**Requirements:**
Below are the records. List every line holding the word "BINANCE".
====================
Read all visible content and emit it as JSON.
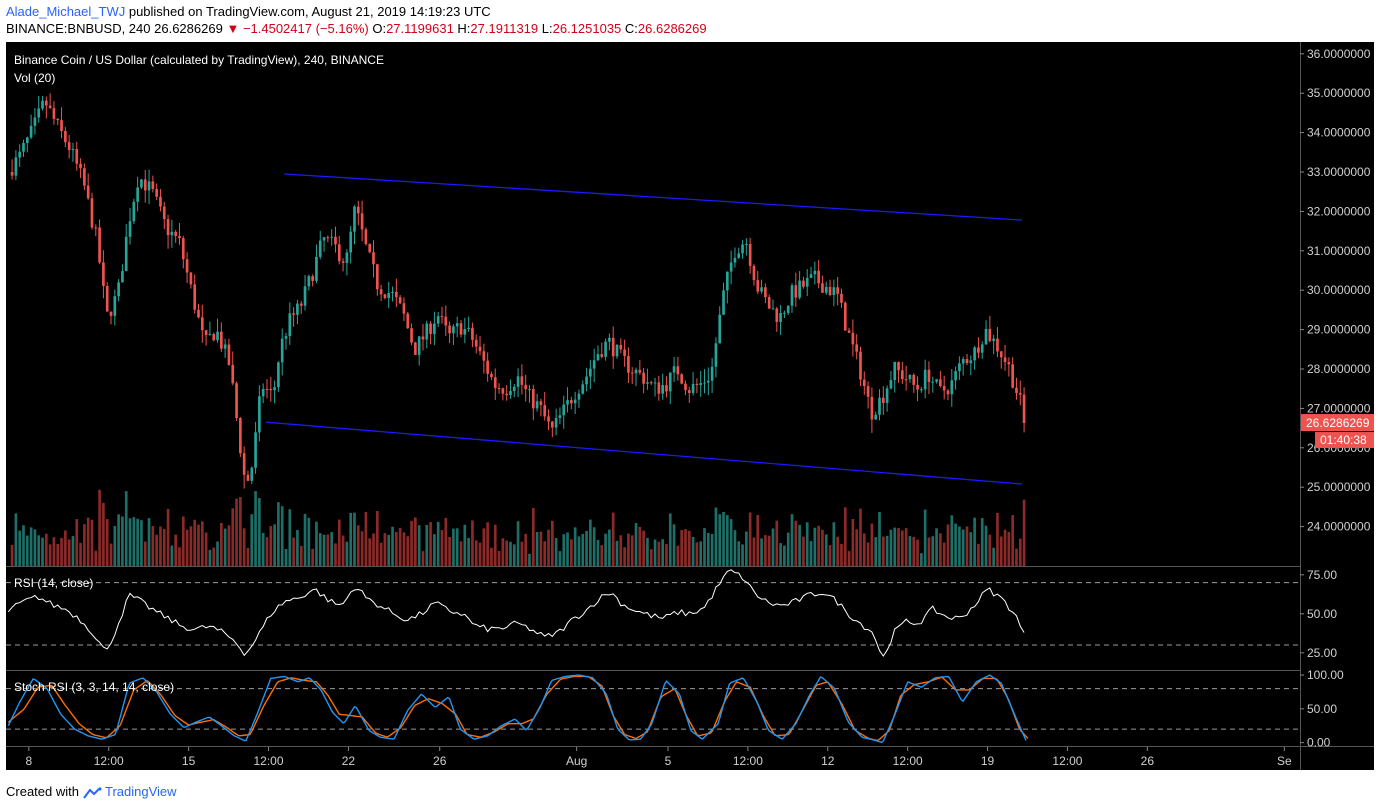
{
  "header": {
    "author": "Alade_Michael_TWJ",
    "published_text": "published on TradingView.com, August 21, 2019 14:19:23 UTC",
    "symbol": "BINANCE:BNBUSD, 240",
    "last_price": "26.6286269",
    "change": "−1.4502417 (−5.16%)",
    "open_label": "O:",
    "open": "27.1199631",
    "high_label": "H:",
    "high": "27.1911319",
    "low_label": "L:",
    "low": "26.1251035",
    "close_label": "C:",
    "close": "26.6286269",
    "down_arrow": "▼"
  },
  "footer": {
    "created_with": "Created with",
    "brand": "TradingView",
    "logo_icon": "tradingview-logo-icon"
  },
  "colors": {
    "bg": "#000000",
    "up": "#26a69a",
    "down": "#ef5350",
    "vol_up": "#1e6f68",
    "vol_down": "#8b2a28",
    "channel": "#1a1aff",
    "line": "#ffffff",
    "stoch_k": "#2196f3",
    "stoch_d": "#ff6d00"
  },
  "chart_data": [
    {
      "type": "candlestick",
      "title": "Binance Coin / US Dollar (calculated by TradingView), 240, BINANCE",
      "subtitle": "Vol (20)",
      "ylim": [
        23.0,
        36.3
      ],
      "y_ticks": [
        "36.0000000",
        "35.0000000",
        "34.0000000",
        "33.0000000",
        "32.0000000",
        "31.0000000",
        "30.0000000",
        "29.0000000",
        "28.0000000",
        "27.0000000",
        "26.0000000",
        "25.0000000",
        "24.0000000"
      ],
      "y_tick_values": [
        36,
        35,
        34,
        33,
        32,
        31,
        30,
        29,
        28,
        27,
        26,
        25,
        24
      ],
      "price_label": "26.6286269",
      "countdown_label": "01:40:38",
      "x_ticks": [
        "8",
        "12:00",
        "15",
        "12:00",
        "22",
        "26",
        "Aug",
        "5",
        "12:00",
        "12",
        "12:00",
        "19",
        "12:00",
        "26",
        "Se"
      ],
      "x_tick_days": [
        8,
        11.5,
        15,
        18.5,
        22,
        26,
        32,
        36,
        39.5,
        43,
        46.5,
        50,
        53.5,
        57,
        63
      ],
      "x_day_range": [
        7,
        63.6
      ],
      "day_labels_note": "x in calendar days counted from Jul 1, 2019",
      "channel": [
        {
          "x": [
            19.2,
            51.5
          ],
          "y": [
            32.95,
            31.78
          ]
        },
        {
          "x": [
            18.4,
            51.5
          ],
          "y": [
            26.65,
            25.08
          ]
        }
      ],
      "anchors": [
        [
          7.1,
          33.0
        ],
        [
          7.6,
          33.4
        ],
        [
          8.2,
          34.1
        ],
        [
          8.7,
          34.8
        ],
        [
          9.2,
          34.2
        ],
        [
          9.8,
          33.6
        ],
        [
          10.4,
          32.7
        ],
        [
          11.0,
          31.2
        ],
        [
          11.4,
          29.3
        ],
        [
          11.9,
          29.9
        ],
        [
          12.4,
          31.8
        ],
        [
          12.8,
          32.9
        ],
        [
          13.4,
          32.5
        ],
        [
          14.0,
          31.6
        ],
        [
          14.6,
          31.2
        ],
        [
          15.2,
          29.8
        ],
        [
          15.7,
          28.6
        ],
        [
          16.2,
          29.0
        ],
        [
          16.8,
          28.1
        ],
        [
          17.2,
          26.3
        ],
        [
          17.5,
          25.0
        ],
        [
          17.8,
          25.6
        ],
        [
          18.2,
          27.6
        ],
        [
          18.7,
          27.3
        ],
        [
          19.0,
          28.5
        ],
        [
          19.4,
          29.2
        ],
        [
          19.9,
          29.6
        ],
        [
          20.4,
          30.4
        ],
        [
          20.9,
          31.3
        ],
        [
          21.4,
          31.1
        ],
        [
          21.9,
          30.7
        ],
        [
          22.3,
          32.1
        ],
        [
          22.8,
          31.0
        ],
        [
          23.3,
          30.1
        ],
        [
          23.9,
          29.9
        ],
        [
          24.4,
          29.4
        ],
        [
          24.9,
          28.5
        ],
        [
          25.4,
          28.9
        ],
        [
          25.9,
          29.4
        ],
        [
          26.4,
          28.8
        ],
        [
          26.9,
          29.1
        ],
        [
          27.4,
          28.8
        ],
        [
          27.9,
          28.2
        ],
        [
          28.4,
          27.6
        ],
        [
          28.9,
          27.5
        ],
        [
          29.4,
          27.8
        ],
        [
          29.9,
          27.3
        ],
        [
          30.4,
          27.0
        ],
        [
          30.9,
          26.4
        ],
        [
          31.4,
          26.9
        ],
        [
          31.9,
          27.4
        ],
        [
          32.4,
          27.8
        ],
        [
          32.9,
          28.4
        ],
        [
          33.4,
          28.7
        ],
        [
          33.9,
          28.3
        ],
        [
          34.4,
          28.0
        ],
        [
          34.9,
          27.8
        ],
        [
          35.4,
          27.5
        ],
        [
          35.9,
          27.6
        ],
        [
          36.4,
          28.0
        ],
        [
          36.9,
          27.5
        ],
        [
          37.4,
          27.6
        ],
        [
          37.9,
          27.9
        ],
        [
          38.4,
          29.8
        ],
        [
          38.9,
          31.0
        ],
        [
          39.4,
          31.3
        ],
        [
          39.9,
          30.1
        ],
        [
          40.4,
          29.6
        ],
        [
          40.9,
          29.3
        ],
        [
          41.4,
          29.9
        ],
        [
          41.9,
          30.1
        ],
        [
          42.4,
          30.3
        ],
        [
          42.9,
          30.1
        ],
        [
          43.4,
          29.9
        ],
        [
          43.9,
          28.9
        ],
        [
          44.4,
          28.0
        ],
        [
          44.9,
          26.9
        ],
        [
          45.4,
          27.3
        ],
        [
          45.9,
          28.0
        ],
        [
          46.4,
          27.8
        ],
        [
          46.9,
          27.5
        ],
        [
          47.4,
          27.9
        ],
        [
          47.9,
          27.4
        ],
        [
          48.4,
          27.6
        ],
        [
          48.9,
          28.2
        ],
        [
          49.4,
          28.4
        ],
        [
          49.9,
          29.0
        ],
        [
          50.4,
          28.6
        ],
        [
          50.9,
          28.1
        ],
        [
          51.3,
          27.4
        ],
        [
          51.7,
          26.63
        ]
      ],
      "volume_ylim": [
        0,
        14
      ]
    },
    {
      "type": "line",
      "title": "RSI (14, close)",
      "ylim": [
        14,
        80
      ],
      "y_ticks": [
        "75.00",
        "50.00",
        "25.00"
      ],
      "y_tick_values": [
        75,
        50,
        25
      ],
      "levels": [
        70,
        30
      ],
      "anchors": [
        [
          7.1,
          52
        ],
        [
          7.8,
          58
        ],
        [
          8.4,
          61
        ],
        [
          9.0,
          56
        ],
        [
          9.6,
          53
        ],
        [
          10.2,
          47
        ],
        [
          10.8,
          38
        ],
        [
          11.4,
          25
        ],
        [
          11.9,
          43
        ],
        [
          12.4,
          62
        ],
        [
          12.9,
          58
        ],
        [
          13.5,
          52
        ],
        [
          14.1,
          47
        ],
        [
          14.7,
          42
        ],
        [
          15.3,
          40
        ],
        [
          15.9,
          42
        ],
        [
          16.5,
          38
        ],
        [
          17.0,
          33
        ],
        [
          17.5,
          24
        ],
        [
          18.0,
          35
        ],
        [
          18.6,
          50
        ],
        [
          19.2,
          58
        ],
        [
          19.8,
          60
        ],
        [
          20.5,
          66
        ],
        [
          21.2,
          58
        ],
        [
          21.7,
          55
        ],
        [
          22.3,
          68
        ],
        [
          22.8,
          60
        ],
        [
          23.4,
          55
        ],
        [
          24.0,
          50
        ],
        [
          24.6,
          46
        ],
        [
          25.2,
          50
        ],
        [
          25.8,
          57
        ],
        [
          26.4,
          52
        ],
        [
          27.0,
          50
        ],
        [
          27.6,
          42
        ],
        [
          28.2,
          40
        ],
        [
          28.8,
          41
        ],
        [
          29.4,
          44
        ],
        [
          30.0,
          40
        ],
        [
          30.6,
          35
        ],
        [
          31.2,
          38
        ],
        [
          31.8,
          46
        ],
        [
          32.4,
          52
        ],
        [
          33.0,
          60
        ],
        [
          33.5,
          64
        ],
        [
          34.0,
          56
        ],
        [
          34.6,
          52
        ],
        [
          35.2,
          49
        ],
        [
          35.8,
          47
        ],
        [
          36.4,
          51
        ],
        [
          37.0,
          50
        ],
        [
          37.6,
          54
        ],
        [
          38.2,
          68
        ],
        [
          38.7,
          78
        ],
        [
          39.3,
          73
        ],
        [
          39.8,
          63
        ],
        [
          40.4,
          57
        ],
        [
          41.0,
          55
        ],
        [
          41.6,
          58
        ],
        [
          42.2,
          62
        ],
        [
          42.8,
          64
        ],
        [
          43.4,
          58
        ],
        [
          43.9,
          50
        ],
        [
          44.5,
          43
        ],
        [
          45.0,
          38
        ],
        [
          45.4,
          21
        ],
        [
          45.9,
          38
        ],
        [
          46.4,
          45
        ],
        [
          47.0,
          44
        ],
        [
          47.6,
          53
        ],
        [
          48.2,
          48
        ],
        [
          48.8,
          47
        ],
        [
          49.4,
          55
        ],
        [
          50.0,
          66
        ],
        [
          50.6,
          60
        ],
        [
          51.2,
          50
        ],
        [
          51.7,
          33
        ]
      ]
    },
    {
      "type": "line",
      "title": "Stoch RSI (3, 3, 14, 14, close)",
      "ylim": [
        -5,
        106
      ],
      "y_ticks": [
        "100.00",
        "50.00",
        "0.00"
      ],
      "y_tick_values": [
        100,
        50,
        0
      ],
      "levels": [
        80,
        20
      ],
      "anchors_k": [
        [
          7.1,
          25
        ],
        [
          7.6,
          60
        ],
        [
          8.2,
          95
        ],
        [
          8.8,
          80
        ],
        [
          9.4,
          42
        ],
        [
          10.0,
          20
        ],
        [
          10.6,
          10
        ],
        [
          11.2,
          5
        ],
        [
          11.8,
          12
        ],
        [
          12.4,
          88
        ],
        [
          13.0,
          96
        ],
        [
          13.6,
          75
        ],
        [
          14.2,
          42
        ],
        [
          14.8,
          22
        ],
        [
          15.3,
          30
        ],
        [
          15.9,
          38
        ],
        [
          16.4,
          26
        ],
        [
          17.0,
          10
        ],
        [
          17.5,
          2
        ],
        [
          18.0,
          42
        ],
        [
          18.6,
          95
        ],
        [
          19.2,
          98
        ],
        [
          19.8,
          90
        ],
        [
          20.3,
          96
        ],
        [
          20.8,
          78
        ],
        [
          21.3,
          45
        ],
        [
          21.8,
          28
        ],
        [
          22.3,
          55
        ],
        [
          22.9,
          18
        ],
        [
          23.4,
          8
        ],
        [
          24.0,
          5
        ],
        [
          24.6,
          48
        ],
        [
          25.2,
          72
        ],
        [
          25.8,
          52
        ],
        [
          26.4,
          68
        ],
        [
          26.9,
          20
        ],
        [
          27.5,
          5
        ],
        [
          28.1,
          10
        ],
        [
          28.7,
          25
        ],
        [
          29.3,
          35
        ],
        [
          29.8,
          18
        ],
        [
          30.4,
          52
        ],
        [
          30.9,
          92
        ],
        [
          31.5,
          98
        ],
        [
          32.1,
          100
        ],
        [
          32.7,
          96
        ],
        [
          33.3,
          72
        ],
        [
          33.8,
          20
        ],
        [
          34.3,
          4
        ],
        [
          34.8,
          5
        ],
        [
          35.3,
          28
        ],
        [
          35.9,
          92
        ],
        [
          36.5,
          72
        ],
        [
          37.0,
          18
        ],
        [
          37.5,
          5
        ],
        [
          38.2,
          28
        ],
        [
          38.7,
          88
        ],
        [
          39.3,
          96
        ],
        [
          39.9,
          60
        ],
        [
          40.4,
          18
        ],
        [
          41.0,
          5
        ],
        [
          41.6,
          28
        ],
        [
          42.2,
          70
        ],
        [
          42.7,
          98
        ],
        [
          43.3,
          80
        ],
        [
          43.9,
          30
        ],
        [
          44.5,
          8
        ],
        [
          45.0,
          4
        ],
        [
          45.4,
          0
        ],
        [
          45.9,
          38
        ],
        [
          46.5,
          90
        ],
        [
          47.1,
          82
        ],
        [
          47.7,
          96
        ],
        [
          48.3,
          98
        ],
        [
          48.9,
          60
        ],
        [
          49.5,
          90
        ],
        [
          50.1,
          100
        ],
        [
          50.6,
          88
        ],
        [
          51.2,
          40
        ],
        [
          51.7,
          2
        ]
      ],
      "anchors_d": [
        [
          7.1,
          30
        ],
        [
          7.8,
          50
        ],
        [
          8.4,
          82
        ],
        [
          9.0,
          85
        ],
        [
          9.6,
          55
        ],
        [
          10.2,
          28
        ],
        [
          10.8,
          12
        ],
        [
          11.4,
          7
        ],
        [
          12.0,
          25
        ],
        [
          12.6,
          78
        ],
        [
          13.2,
          92
        ],
        [
          13.8,
          70
        ],
        [
          14.4,
          40
        ],
        [
          15.0,
          26
        ],
        [
          15.5,
          30
        ],
        [
          16.1,
          34
        ],
        [
          16.6,
          24
        ],
        [
          17.2,
          10
        ],
        [
          17.7,
          12
        ],
        [
          18.3,
          55
        ],
        [
          18.9,
          90
        ],
        [
          19.5,
          96
        ],
        [
          20.1,
          92
        ],
        [
          20.6,
          90
        ],
        [
          21.1,
          70
        ],
        [
          21.6,
          42
        ],
        [
          22.1,
          40
        ],
        [
          22.6,
          38
        ],
        [
          23.2,
          14
        ],
        [
          23.7,
          8
        ],
        [
          24.3,
          22
        ],
        [
          24.9,
          55
        ],
        [
          25.5,
          65
        ],
        [
          26.1,
          58
        ],
        [
          26.7,
          42
        ],
        [
          27.2,
          12
        ],
        [
          27.8,
          8
        ],
        [
          28.4,
          16
        ],
        [
          29.0,
          28
        ],
        [
          29.6,
          28
        ],
        [
          30.1,
          35
        ],
        [
          30.7,
          72
        ],
        [
          31.3,
          94
        ],
        [
          31.9,
          98
        ],
        [
          32.5,
          98
        ],
        [
          33.1,
          84
        ],
        [
          33.6,
          40
        ],
        [
          34.1,
          12
        ],
        [
          34.6,
          6
        ],
        [
          35.1,
          16
        ],
        [
          35.7,
          68
        ],
        [
          36.3,
          80
        ],
        [
          36.8,
          40
        ],
        [
          37.3,
          10
        ],
        [
          37.9,
          14
        ],
        [
          38.5,
          62
        ],
        [
          39.0,
          90
        ],
        [
          39.6,
          82
        ],
        [
          40.2,
          38
        ],
        [
          40.7,
          10
        ],
        [
          41.3,
          12
        ],
        [
          41.9,
          48
        ],
        [
          42.5,
          85
        ],
        [
          43.0,
          90
        ],
        [
          43.6,
          58
        ],
        [
          44.2,
          18
        ],
        [
          44.8,
          6
        ],
        [
          45.2,
          3
        ],
        [
          45.7,
          18
        ],
        [
          46.2,
          70
        ],
        [
          46.8,
          86
        ],
        [
          47.4,
          90
        ],
        [
          48.0,
          97
        ],
        [
          48.6,
          78
        ],
        [
          49.2,
          78
        ],
        [
          49.8,
          95
        ],
        [
          50.4,
          95
        ],
        [
          50.9,
          65
        ],
        [
          51.4,
          20
        ],
        [
          51.8,
          5
        ]
      ]
    }
  ]
}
====================
**Expected output:**
    "symbol": "BINANCE:BNBUSD, 240",
      "title": "Binance Coin / US Dollar (calculated by TradingView), 240, BINANCE",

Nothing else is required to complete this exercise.